▸ **Exercise directions**
Output every line of the data below verbatim, leaving out the pictures.

▸ **Visual layout data**

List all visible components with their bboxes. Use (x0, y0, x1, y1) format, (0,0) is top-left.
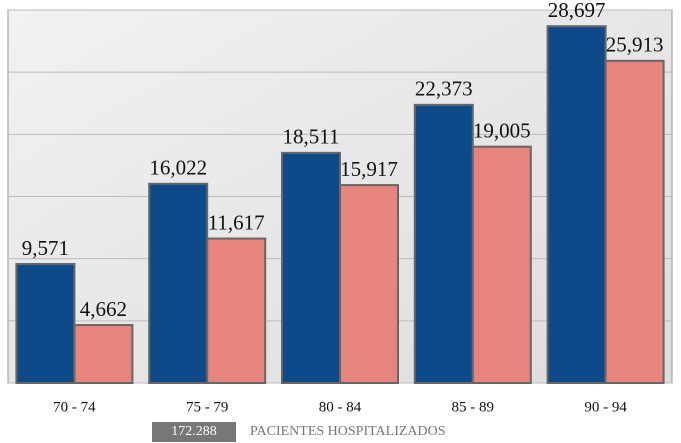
value-label: 25,913 (606, 33, 664, 57)
annotation-box-text: 172.288 (171, 424, 217, 439)
bar (339, 184, 399, 384)
annotation-text: PACIENTES HOSPITALIZADOS (250, 424, 446, 439)
bar (148, 182, 209, 384)
value-label: 22,373 (415, 77, 473, 101)
bar (413, 103, 474, 384)
value-label: 9,571 (22, 236, 69, 260)
value-label: 11,617 (208, 210, 265, 234)
bar (604, 59, 665, 384)
value-label: 16,022 (149, 156, 207, 180)
bar (15, 263, 76, 385)
x-tick-label: 75 - 79 (186, 399, 229, 415)
x-tick-label: 80 - 84 (319, 399, 362, 415)
x-tick-label: 90 - 94 (584, 399, 627, 415)
bar (206, 237, 267, 384)
value-label: 4,662 (80, 297, 127, 321)
bar (471, 145, 532, 384)
x-tick-label: 85 - 89 (452, 399, 495, 415)
x-tick-label: 70 - 74 (53, 399, 96, 415)
value-label: 18,511 (283, 125, 340, 149)
value-label: 28,697 (548, 0, 606, 22)
value-label: 15,917 (340, 157, 398, 181)
bar (281, 151, 341, 384)
bar (73, 324, 134, 384)
value-label: 19,005 (473, 119, 531, 143)
annotation-box (152, 422, 236, 442)
bar (546, 25, 607, 385)
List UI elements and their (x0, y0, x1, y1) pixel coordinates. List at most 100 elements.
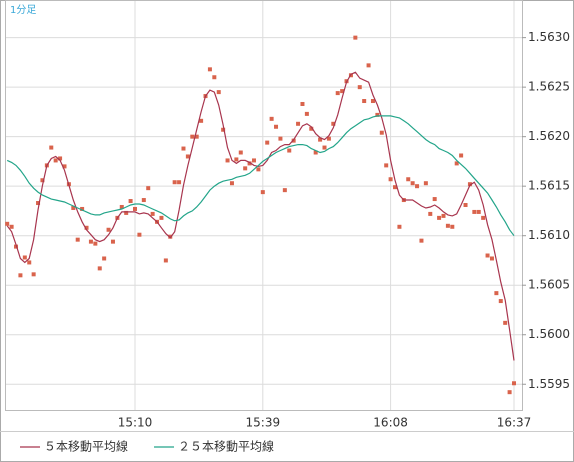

▸ **Correct answer**
List all visible components with their bboxes. Use (x0, y0, x1, y1) format, (0,0) is top-left.
value-label: 25,913 (606, 33, 664, 57)
annotation-box-text: 172.288 (171, 424, 217, 439)
bar (339, 184, 399, 384)
annotation-text: PACIENTES HOSPITALIZADOS (250, 424, 446, 439)
bar (148, 182, 209, 384)
value-label: 22,373 (415, 77, 473, 101)
bar (413, 103, 474, 384)
value-label: 9,571 (22, 236, 69, 260)
value-label: 11,617 (208, 210, 265, 234)
bar (604, 59, 665, 384)
value-label: 16,022 (149, 156, 207, 180)
bar (15, 263, 76, 385)
x-tick-label: 75 - 79 (186, 399, 229, 415)
x-tick-label: 80 - 84 (319, 399, 362, 415)
x-tick-label: 90 - 94 (584, 399, 627, 415)
bar (206, 237, 267, 384)
value-label: 4,662 (80, 297, 127, 321)
bar (471, 145, 532, 384)
x-tick-label: 85 - 89 (452, 399, 495, 415)
x-tick-label: 70 - 74 (53, 399, 96, 415)
value-label: 18,511 (283, 125, 340, 149)
value-label: 28,697 (548, 0, 606, 22)
value-label: 15,917 (340, 157, 398, 181)
bar (281, 151, 341, 384)
bar (73, 324, 134, 384)
value-label: 19,005 (473, 119, 531, 143)
annotation-box (152, 422, 236, 442)
bar (546, 25, 607, 385)
List UI elements and their (x0, y0, x1, y1) pixel coordinates. List at most 100 elements.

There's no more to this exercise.